▸ **WORK INSTRUCTIONS**:
Determine which lines contain the word "Finanzierungsbeispiel", then copy those lines.

Extracted records:
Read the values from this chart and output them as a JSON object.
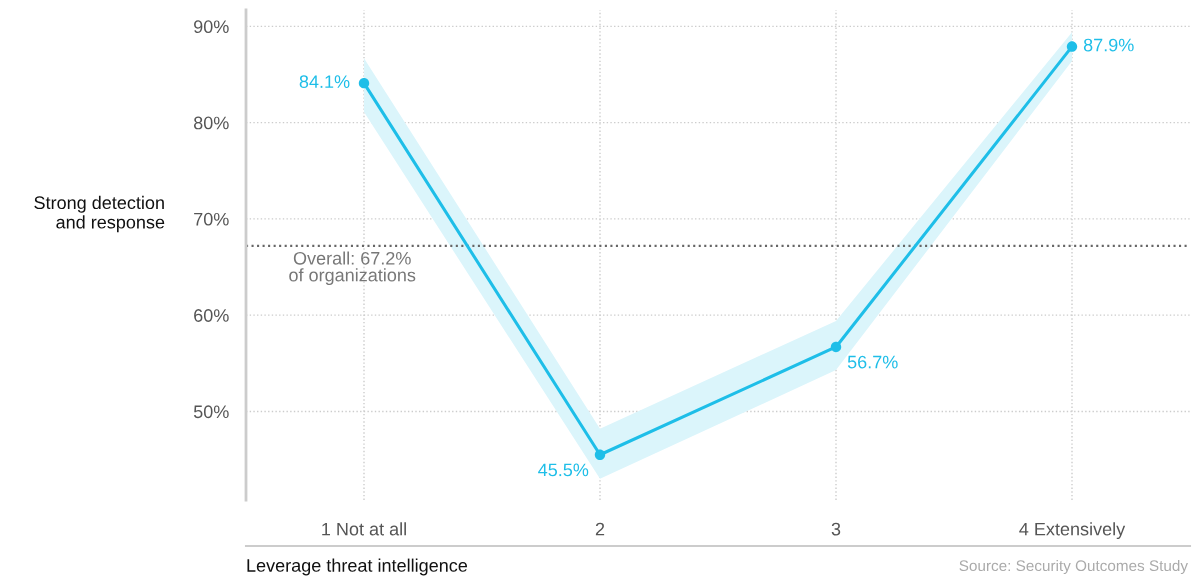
{
  "chart_data": {
    "type": "line",
    "xlabel": "Leverage threat intelligence",
    "ylabel": "Strong detection\nand response",
    "categories": [
      "1 Not at all",
      "2",
      "3",
      "4 Extensively"
    ],
    "series": [
      {
        "color": "#1ebee8",
        "values": [
          84.1,
          45.5,
          56.7,
          87.9
        ],
        "lower": [
          81.1,
          43.0,
          54.3,
          86.4
        ],
        "upper": [
          86.7,
          48.2,
          59.4,
          89.4
        ]
      }
    ],
    "value_labels": [
      "84.1%",
      "45.5%",
      "56.7%",
      "87.9%"
    ],
    "ylim": [
      40.8,
      91.7
    ],
    "yticks": [
      {
        "value": 50,
        "label": "50%"
      },
      {
        "value": 60,
        "label": "60%"
      },
      {
        "value": 70,
        "label": "70%"
      },
      {
        "value": 80,
        "label": "80%"
      },
      {
        "value": 90,
        "label": "90%"
      }
    ],
    "ref_lines": [
      {
        "axis": "y",
        "value": 67.2,
        "label": "Overall: 67.2%\nof organizations",
        "color": "#666666",
        "line_style": "dotted"
      }
    ],
    "annotations": [
      "Source: Security Outcomes Study"
    ],
    "grid": true,
    "marker": "circle",
    "line_style": "solid",
    "legend": false
  }
}
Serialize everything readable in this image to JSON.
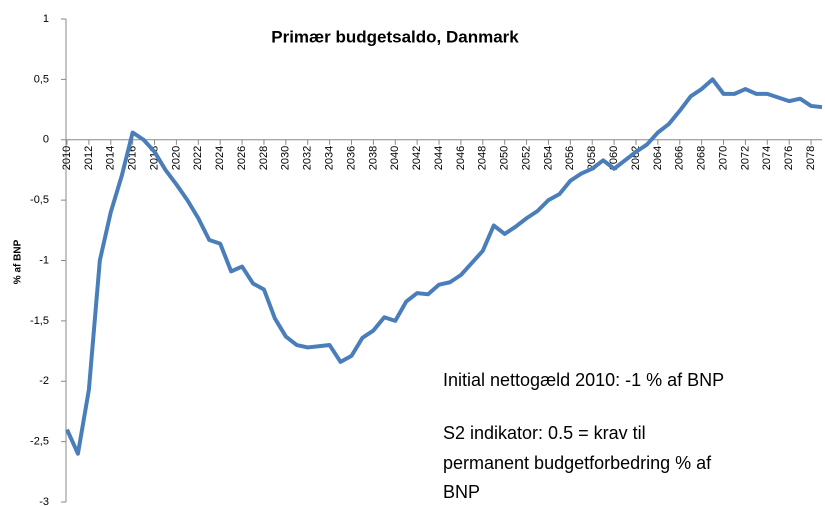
{
  "chart_data": {
    "type": "line",
    "title": "Primær budgetsaldo, Danmark",
    "ylabel": "% af BNP",
    "annotations": [
      "Initial nettogæld 2010: -1 % af BNP",
      "S2 indikator: 0.5  = krav til",
      "permanent budgetforbedring % af",
      "BNP"
    ],
    "x": [
      2010,
      2011,
      2012,
      2013,
      2014,
      2015,
      2016,
      2017,
      2018,
      2019,
      2020,
      2021,
      2022,
      2023,
      2024,
      2025,
      2026,
      2027,
      2028,
      2029,
      2030,
      2031,
      2032,
      2033,
      2034,
      2035,
      2036,
      2037,
      2038,
      2039,
      2040,
      2041,
      2042,
      2043,
      2044,
      2045,
      2046,
      2047,
      2048,
      2049,
      2050,
      2051,
      2052,
      2053,
      2054,
      2055,
      2056,
      2057,
      2058,
      2059,
      2060,
      2061,
      2062,
      2063,
      2064,
      2065,
      2066,
      2067,
      2068,
      2069,
      2070,
      2071,
      2072,
      2073,
      2074,
      2075,
      2076,
      2077,
      2078,
      2079
    ],
    "series": [
      {
        "color": "#4a7ebb",
        "values": [
          -2.4,
          -2.6,
          -2.07,
          -1.0,
          -0.6,
          -0.3,
          0.06,
          0.0,
          -0.1,
          -0.25,
          -0.37,
          -0.5,
          -0.65,
          -0.83,
          -0.86,
          -1.09,
          -1.05,
          -1.19,
          -1.24,
          -1.48,
          -1.63,
          -1.7,
          -1.72,
          -1.71,
          -1.7,
          -1.84,
          -1.79,
          -1.64,
          -1.58,
          -1.47,
          -1.5,
          -1.34,
          -1.27,
          -1.28,
          -1.2,
          -1.18,
          -1.12,
          -1.02,
          -0.92,
          -0.71,
          -0.78,
          -0.72,
          -0.65,
          -0.59,
          -0.5,
          -0.45,
          -0.34,
          -0.28,
          -0.24,
          -0.17,
          -0.24,
          -0.17,
          -0.1,
          -0.04,
          0.06,
          0.13,
          0.24,
          0.36,
          0.42,
          0.5,
          0.38,
          0.38,
          0.42,
          0.38,
          0.38,
          0.35,
          0.32,
          0.34,
          0.28,
          0.27
        ]
      }
    ],
    "xlim": [
      2010,
      2079
    ],
    "xticks": [
      2010,
      2012,
      2014,
      2016,
      2018,
      2020,
      2022,
      2024,
      2026,
      2028,
      2030,
      2032,
      2034,
      2036,
      2038,
      2040,
      2042,
      2044,
      2046,
      2048,
      2050,
      2052,
      2054,
      2056,
      2058,
      2060,
      2062,
      2064,
      2066,
      2068,
      2070,
      2072,
      2074,
      2076,
      2078
    ],
    "ylim": [
      -3,
      1
    ],
    "yticks": [
      1,
      {
        "value": 0.5,
        "label": "0,5"
      },
      0,
      {
        "value": -0.5,
        "label": "-0,5"
      },
      -1,
      {
        "value": -1.5,
        "label": "-1,5"
      },
      -2,
      {
        "value": -2.5,
        "label": "-2,5"
      },
      -3
    ]
  }
}
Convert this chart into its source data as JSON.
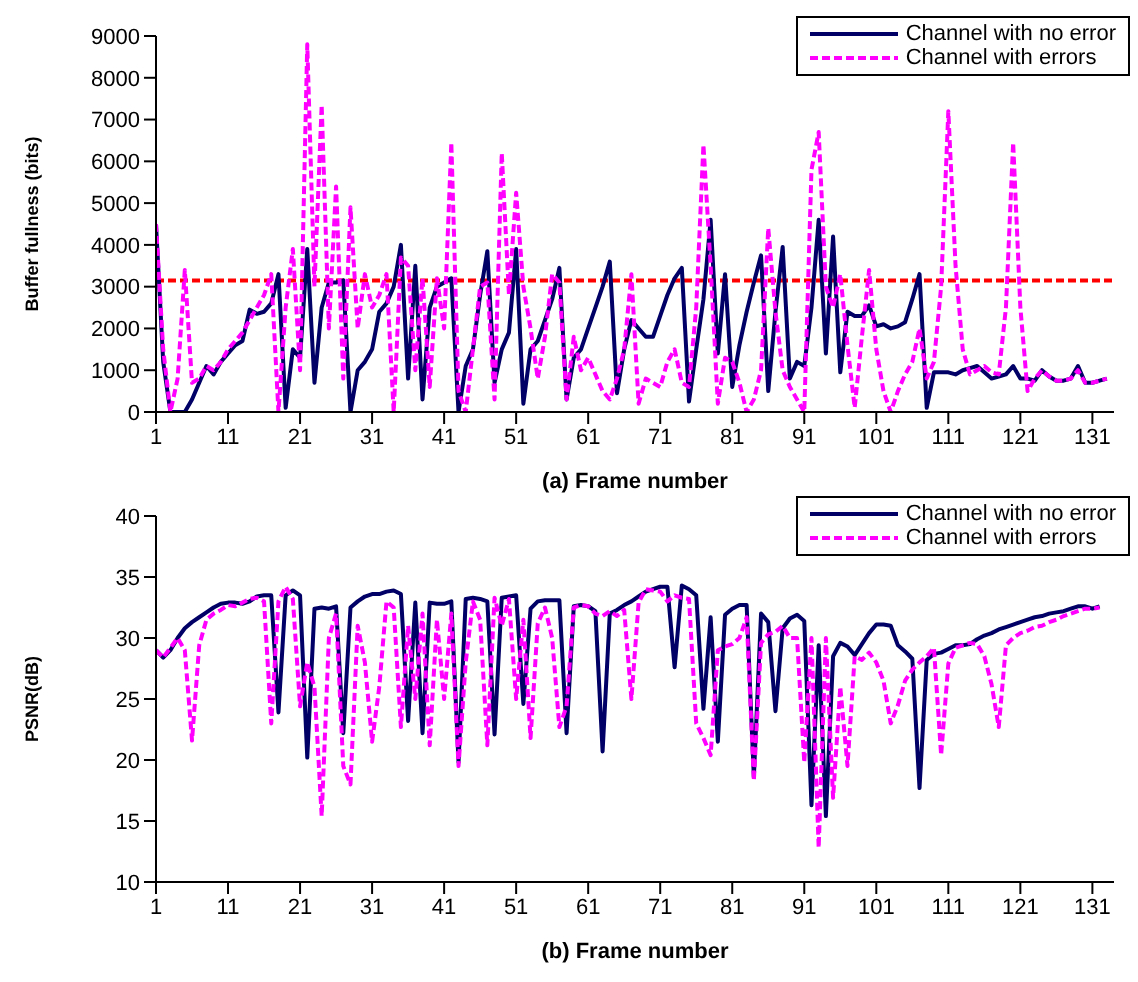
{
  "chart_data": [
    {
      "type": "line",
      "ylabel": "Buffer fullness (bits)",
      "xlabel": "(a) Frame number",
      "xlim": [
        1,
        134
      ],
      "xticks": [
        1,
        11,
        21,
        31,
        41,
        51,
        61,
        71,
        81,
        91,
        101,
        111,
        121,
        131
      ],
      "ylim": [
        0,
        9000
      ],
      "yticks": [
        0,
        1000,
        2000,
        3000,
        4000,
        5000,
        6000,
        7000,
        8000,
        9000
      ],
      "grid": false,
      "legend": "top right",
      "x": [
        1,
        2,
        3,
        4,
        5,
        6,
        7,
        8,
        9,
        10,
        11,
        12,
        13,
        14,
        15,
        16,
        17,
        18,
        19,
        20,
        21,
        22,
        23,
        24,
        25,
        26,
        27,
        28,
        29,
        30,
        31,
        32,
        33,
        34,
        35,
        36,
        37,
        38,
        39,
        40,
        41,
        42,
        43,
        44,
        45,
        46,
        47,
        48,
        49,
        50,
        51,
        52,
        53,
        54,
        55,
        56,
        57,
        58,
        59,
        60,
        61,
        62,
        63,
        64,
        65,
        66,
        67,
        68,
        69,
        70,
        71,
        72,
        73,
        74,
        75,
        76,
        77,
        78,
        79,
        80,
        81,
        82,
        83,
        84,
        85,
        86,
        87,
        88,
        89,
        90,
        91,
        92,
        93,
        94,
        95,
        96,
        97,
        98,
        99,
        100,
        101,
        102,
        103,
        104,
        105,
        106,
        107,
        108,
        109,
        110,
        111,
        112,
        113,
        114,
        115,
        116,
        117,
        118,
        119,
        120,
        121,
        122,
        123,
        124,
        125,
        126,
        127,
        128,
        129,
        130,
        131,
        132,
        133
      ],
      "ref_lines": [
        {
          "axis": "y",
          "value": 3150,
          "color": "#ff0000",
          "line_style": "dashed"
        }
      ],
      "series": [
        {
          "name": "Channel with no error",
          "color": "#000066",
          "line_style": "solid",
          "values": [
            4500,
            1200,
            0,
            0,
            0,
            300,
            700,
            1100,
            900,
            1200,
            1400,
            1600,
            1700,
            2450,
            2350,
            2400,
            2600,
            3300,
            100,
            1500,
            1300,
            3900,
            700,
            2500,
            3100,
            3100,
            3150,
            0,
            1000,
            1200,
            1500,
            2400,
            2600,
            3000,
            4000,
            800,
            3500,
            300,
            2500,
            3000,
            3100,
            3200,
            0,
            1100,
            1500,
            2800,
            3850,
            700,
            1500,
            1900,
            3900,
            200,
            1500,
            1700,
            2200,
            2700,
            3450,
            300,
            1300,
            1500,
            2000,
            2500,
            3000,
            3600,
            450,
            1500,
            2200,
            2000,
            1800,
            1800,
            2300,
            2800,
            3200,
            3450,
            250,
            1500,
            2700,
            4600,
            1400,
            3300,
            600,
            1600,
            2400,
            3100,
            3750,
            500,
            2400,
            3950,
            800,
            1200,
            1100,
            2500,
            4600,
            1400,
            4200,
            950,
            2400,
            2300,
            2300,
            2550,
            2050,
            2100,
            2000,
            2050,
            2150,
            2700,
            3300,
            100,
            950,
            950,
            950,
            900,
            1000,
            1050,
            1100,
            950,
            800,
            850,
            900,
            1100,
            800,
            800,
            750,
            1000,
            850,
            750,
            750,
            800,
            1100,
            700,
            700,
            750,
            800
          ]
        },
        {
          "name": "Channel with errors",
          "color": "#ff00ff",
          "line_style": "dashed",
          "values": [
            4500,
            1500,
            0,
            800,
            3400,
            700,
            800,
            1100,
            1000,
            1200,
            1500,
            1700,
            1900,
            2200,
            2500,
            2800,
            3300,
            0,
            2500,
            3900,
            1000,
            8800,
            3000,
            7350,
            2000,
            5400,
            800,
            4900,
            2000,
            3300,
            2500,
            2800,
            3300,
            0,
            3700,
            3500,
            1000,
            3200,
            600,
            3200,
            2000,
            6450,
            500,
            0,
            1500,
            3000,
            3100,
            300,
            6200,
            2800,
            5250,
            3000,
            2000,
            800,
            1800,
            3300,
            3100,
            300,
            1800,
            1000,
            1300,
            900,
            500,
            300,
            800,
            1500,
            3300,
            200,
            800,
            700,
            600,
            1200,
            1500,
            700,
            600,
            2500,
            6400,
            3500,
            200,
            1300,
            1200,
            700,
            0,
            300,
            1000,
            4400,
            2400,
            1000,
            600,
            300,
            0,
            5800,
            6700,
            3000,
            2500,
            3300,
            1600,
            100,
            1800,
            3400,
            1500,
            500,
            0,
            500,
            900,
            1200,
            2000,
            800,
            1200,
            3000,
            7200,
            3500,
            1500,
            900,
            1000,
            1100,
            950,
            900,
            2500,
            6450,
            2500,
            500,
            800,
            1000,
            850,
            750,
            750,
            800,
            1000,
            700,
            700,
            750,
            800
          ]
        }
      ]
    },
    {
      "type": "line",
      "ylabel": "PSNR(dB)",
      "xlabel": "(b) Frame number",
      "xlim": [
        1,
        134
      ],
      "xticks": [
        1,
        11,
        21,
        31,
        41,
        51,
        61,
        71,
        81,
        91,
        101,
        111,
        121,
        131
      ],
      "ylim": [
        10,
        40
      ],
      "yticks": [
        10,
        15,
        20,
        25,
        30,
        35,
        40
      ],
      "grid": false,
      "legend": "top right",
      "x": [
        1,
        2,
        3,
        4,
        5,
        6,
        7,
        8,
        9,
        10,
        11,
        12,
        13,
        14,
        15,
        16,
        17,
        18,
        19,
        20,
        21,
        22,
        23,
        24,
        25,
        26,
        27,
        28,
        29,
        30,
        31,
        32,
        33,
        34,
        35,
        36,
        37,
        38,
        39,
        40,
        41,
        42,
        43,
        44,
        45,
        46,
        47,
        48,
        49,
        50,
        51,
        52,
        53,
        54,
        55,
        56,
        57,
        58,
        59,
        60,
        61,
        62,
        63,
        64,
        65,
        66,
        67,
        68,
        69,
        70,
        71,
        72,
        73,
        74,
        75,
        76,
        77,
        78,
        79,
        80,
        81,
        82,
        83,
        84,
        85,
        86,
        87,
        88,
        89,
        90,
        91,
        92,
        93,
        94,
        95,
        96,
        97,
        98,
        99,
        100,
        101,
        102,
        103,
        104,
        105,
        106,
        107,
        108,
        109,
        110,
        111,
        112,
        113,
        114,
        115,
        116,
        117,
        118,
        119,
        120,
        121,
        122,
        123,
        124,
        125,
        126,
        127,
        128,
        129,
        130,
        131,
        132
      ],
      "series": [
        {
          "name": "Channel with no error",
          "color": "#000066",
          "line_style": "solid",
          "values": [
            29,
            28.4,
            29,
            30,
            30.8,
            31.3,
            31.7,
            32.1,
            32.5,
            32.8,
            32.9,
            32.9,
            32.8,
            33,
            33.4,
            33.5,
            33.5,
            23.9,
            33.5,
            33.9,
            33.5,
            20.2,
            32.4,
            32.5,
            32.4,
            32.6,
            22.2,
            32.5,
            33,
            33.4,
            33.6,
            33.6,
            33.8,
            33.9,
            33.6,
            23.2,
            32.9,
            22.2,
            32.9,
            32.8,
            32.8,
            33,
            19.8,
            33.2,
            33.3,
            33.2,
            33,
            22.1,
            33.3,
            33.4,
            33.5,
            24.6,
            32.4,
            33,
            33.1,
            33.1,
            33.1,
            22.2,
            32.6,
            32.7,
            32.6,
            32.2,
            20.7,
            32,
            32.3,
            32.7,
            33,
            33.4,
            33.8,
            34,
            34.2,
            34.2,
            27.6,
            34.3,
            34,
            33.5,
            24.2,
            31.7,
            21.5,
            31.9,
            32.4,
            32.7,
            32.7,
            18.6,
            32,
            31.3,
            24,
            30.8,
            31.6,
            31.9,
            31.4,
            16.3,
            29.4,
            15.4,
            28.5,
            29.6,
            29.3,
            28.6,
            29.5,
            30.4,
            31.1,
            31.1,
            31,
            29.4,
            28.9,
            28.3,
            17.7,
            28.2,
            28.7,
            28.8,
            29.1,
            29.4,
            29.4,
            29.5,
            29.9,
            30.2,
            30.4,
            30.7,
            30.9,
            31.1,
            31.3,
            31.5,
            31.7,
            31.8,
            32,
            32.1,
            32.2,
            32.4,
            32.6,
            32.6,
            32.4,
            32.6
          ]
        },
        {
          "name": "Channel with errors",
          "color": "#ff00ff",
          "line_style": "dashed",
          "values": [
            29,
            28.4,
            29.2,
            30,
            29,
            21.6,
            29.4,
            31.5,
            32,
            32.3,
            32.7,
            32.6,
            32.9,
            33.2,
            33.3,
            33,
            23,
            33,
            34.2,
            33.2,
            24.4,
            28,
            26,
            15.4,
            30,
            32,
            19.5,
            18,
            31,
            28,
            21.5,
            26,
            33,
            32.5,
            22.7,
            31,
            25,
            32,
            21.2,
            31.5,
            25,
            32,
            19.5,
            28,
            33,
            31.5,
            21.2,
            33.3,
            31,
            33.2,
            25,
            31.5,
            21.8,
            31.2,
            32.5,
            30,
            22.7,
            24.4,
            32.5,
            32.7,
            32.6,
            32,
            31.8,
            32.2,
            31.8,
            32.3,
            25,
            32.9,
            34,
            33.9,
            33.8,
            33,
            33.5,
            33.3,
            33.2,
            23,
            21.8,
            20.4,
            29,
            29.3,
            29.5,
            30,
            31.7,
            18.3,
            29.6,
            30.3,
            30.5,
            31,
            30,
            30,
            19.8,
            30,
            12.8,
            30,
            16.9,
            26,
            19.5,
            28.5,
            28.2,
            28.8,
            28,
            26.5,
            23,
            24.5,
            26.5,
            27.4,
            28,
            28.5,
            29.2,
            20.4,
            27.9,
            29.2,
            29.4,
            29.6,
            29.5,
            28.5,
            26.2,
            22.7,
            29.4,
            30,
            30.4,
            30.6,
            30.9,
            31,
            31.3,
            31.5,
            31.8,
            32,
            32.2,
            32.4,
            32.4,
            32.5
          ]
        }
      ]
    }
  ]
}
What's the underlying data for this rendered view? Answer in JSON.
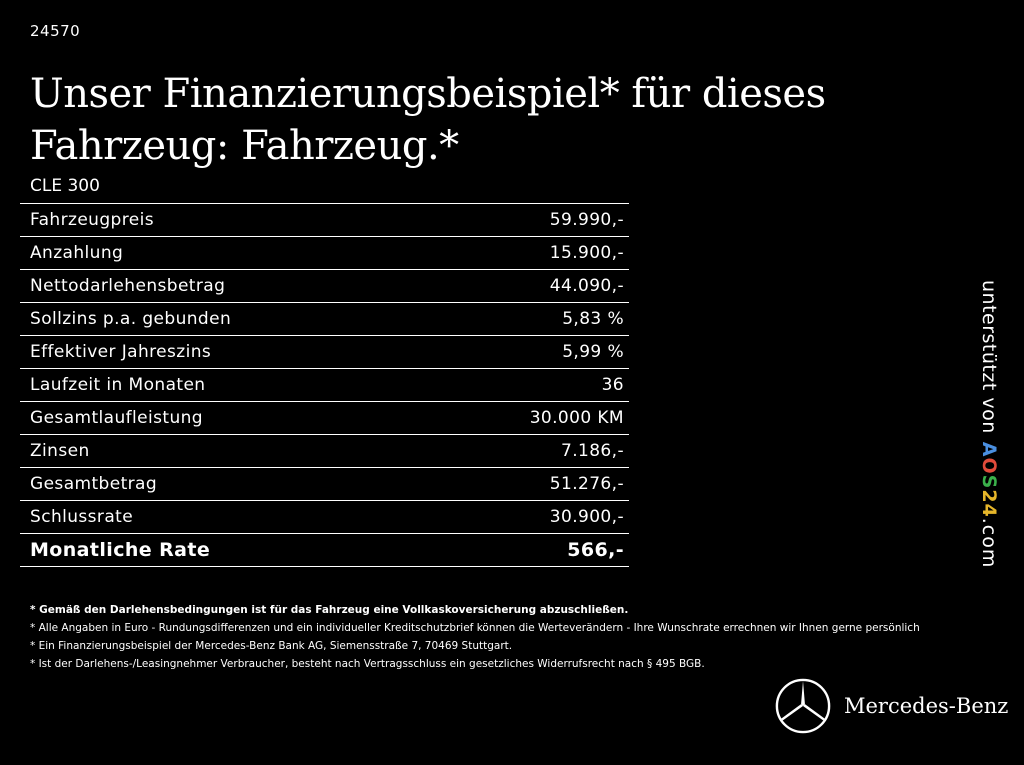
{
  "ref_number": "24570",
  "headline": "Unser Finanzierungsbeispiel* für dieses Fahrzeug: Fahrzeug.*",
  "model": "CLE 300",
  "table": {
    "rows": [
      {
        "label": "Fahrzeugpreis",
        "value": "59.990,-"
      },
      {
        "label": "Anzahlung",
        "value": "15.900,-"
      },
      {
        "label": "Nettodarlehensbetrag",
        "value": "44.090,-"
      },
      {
        "label": "Sollzins p.a. gebunden",
        "value": "5,83 %"
      },
      {
        "label": "Effektiver Jahreszins",
        "value": "5,99 %"
      },
      {
        "label": "Laufzeit in Monaten",
        "value": "36"
      },
      {
        "label": "Gesamtlaufleistung",
        "value": "30.000 KM"
      },
      {
        "label": "Zinsen",
        "value": "7.186,-"
      },
      {
        "label": "Gesamtbetrag",
        "value": "51.276,-"
      },
      {
        "label": "Schlussrate",
        "value": "30.900,-"
      }
    ],
    "total": {
      "label": "Monatliche Rate",
      "value": "566,-"
    }
  },
  "notes": [
    "* Gemäß den Darlehensbedingungen ist für das Fahrzeug eine Vollkaskoversicherung abzuschließen.",
    "* Alle Angaben in Euro - Rundungsdifferenzen und ein individueller Kreditschutzbrief können die Werteverändern - Ihre Wunschrate errechnen wir Ihnen gerne persönlich",
    "* Ein Finanzierungsbeispiel der Mercedes-Benz Bank AG, Siemensstraße 7, 70469 Stuttgart.",
    "* Ist der Darlehens-/Leasingnehmer Verbraucher, besteht nach Vertragsschluss ein gesetzliches Widerrufsrecht nach § 495 BGB."
  ],
  "sidebar": {
    "supported_by": "unterstützt von",
    "aos_parts": [
      "A",
      "O",
      "S",
      "24"
    ],
    "aos_suffix": ".com"
  },
  "brand": {
    "name": "Mercedes-Benz",
    "logo_icon": "mercedes-star-icon"
  },
  "colors": {
    "background": "#000000",
    "text": "#ffffff",
    "aos_a": "#4a8fe0",
    "aos_o": "#e14b3b",
    "aos_s": "#3bb14b",
    "aos_24": "#e6b62a"
  }
}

▸ **REPLY TO THE EXERCISE**:
  "headline": "Unser Finanzierungsbeispiel* für dieses Fahrzeug: Fahrzeug.*",
    "* Ein Finanzierungsbeispiel der Mercedes-Benz Bank AG, Siemensstraße 7, 70469 Stuttgart.",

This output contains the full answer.